Written task |
Omit the pictures and return every entry exactly as written.

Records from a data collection
◇ ◇ ◇ ◇ ◇

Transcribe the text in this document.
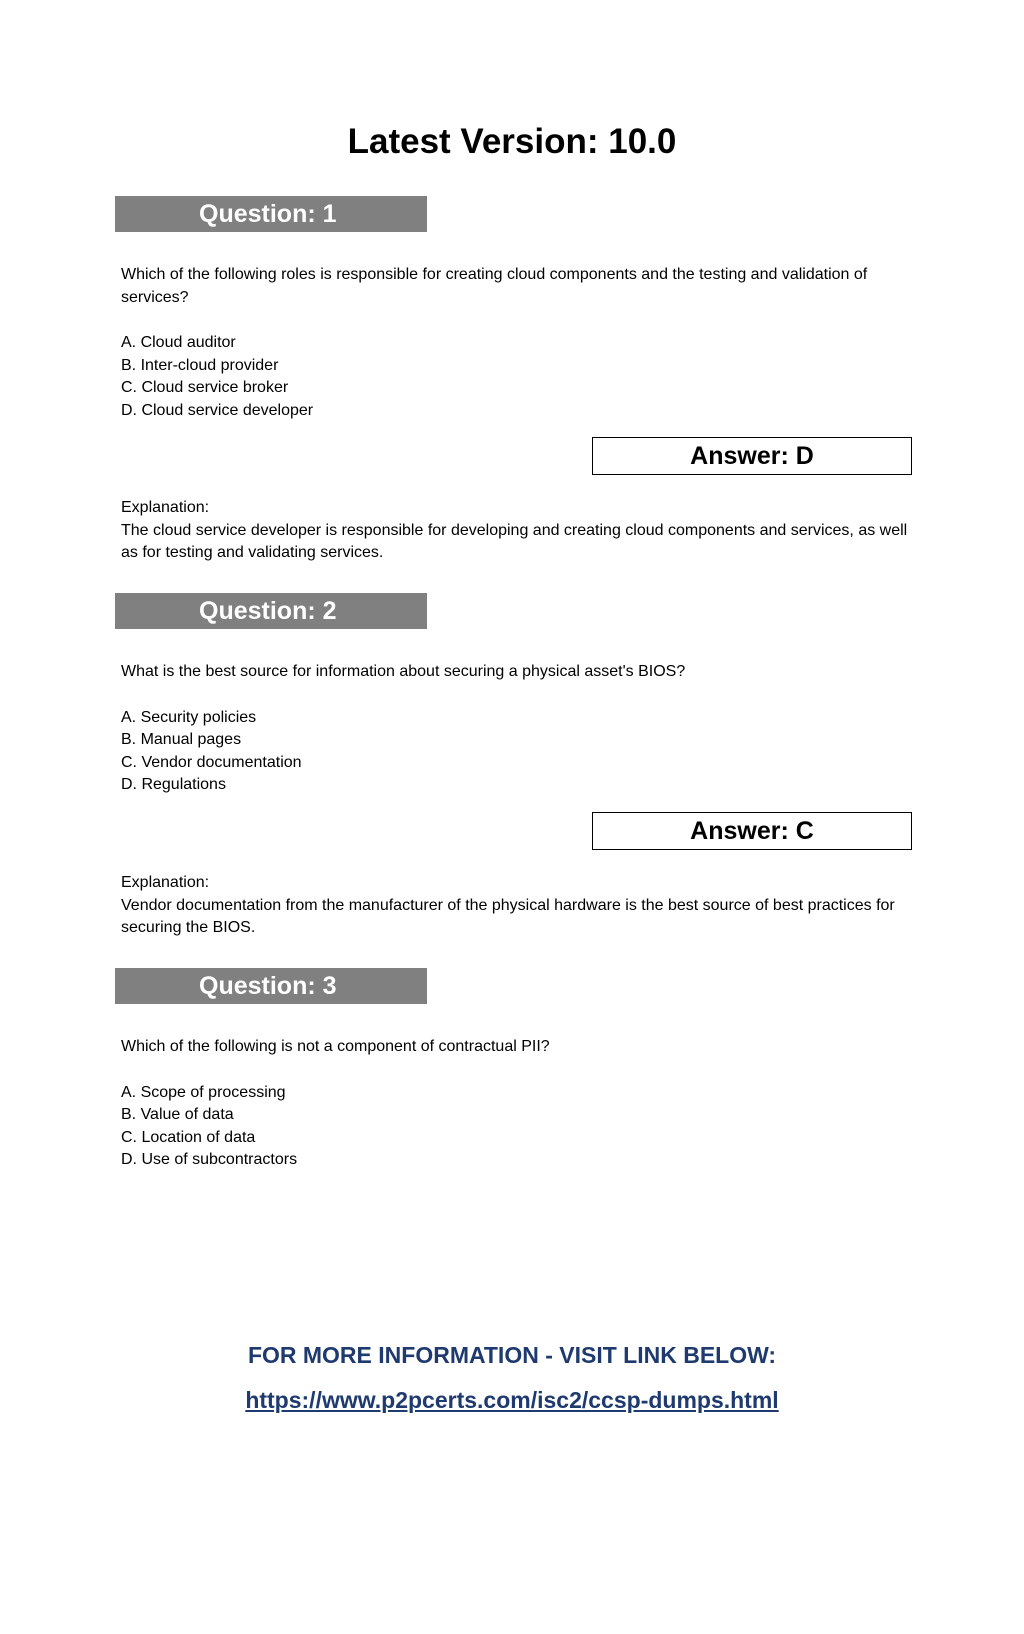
Latest Version: 10.0
Question: 1
Which of the following roles is responsible for creating cloud components and the testing and validation of services?
A. Cloud auditor
B. Inter-cloud provider
C. Cloud service broker
D. Cloud service developer
Answer: D
Explanation:
The cloud service developer is responsible for developing and creating cloud components and services, as well as for testing and validating services.
Question: 2
What is the best source for information about securing a physical asset's BIOS?
A. Security policies
B. Manual pages
C. Vendor documentation
D. Regulations
Answer: C
Explanation:
Vendor documentation from the manufacturer of the physical hardware is the best source of best practices for securing the BIOS.
Question: 3
Which of the following is not a component of contractual PII?
A. Scope of processing
B. Value of data
C. Location of data
D. Use of subcontractors
FOR MORE INFORMATION - VISIT LINK BELOW:
https://www.p2pcerts.com/isc2/ccsp-dumps.html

◇ ◇ ◇ ◇ ◇

Problem solution |
Transcribe the text in this document.
Latest Version: 10.0
Question: 1
Which of the following roles is responsible for creating cloud components and the testing and validation of services?
A. Cloud auditor
B. Inter-cloud provider
C. Cloud service broker
D. Cloud service developer
Answer: D
Explanation:
The cloud service developer is responsible for developing and creating cloud components and services, as well as for testing and validating services.
Question: 2
What is the best source for information about securing a physical asset's BIOS?
A. Security policies
B. Manual pages
C. Vendor documentation
D. Regulations
Answer: C
Explanation:
Vendor documentation from the manufacturer of the physical hardware is the best source of best practices for securing the BIOS.
Question: 3
Which of the following is not a component of contractual PII?
A. Scope of processing
B. Value of data
C. Location of data
D. Use of subcontractors
FOR MORE INFORMATION - VISIT LINK BELOW:
https://www.p2pcerts.com/isc2/ccsp-dumps.html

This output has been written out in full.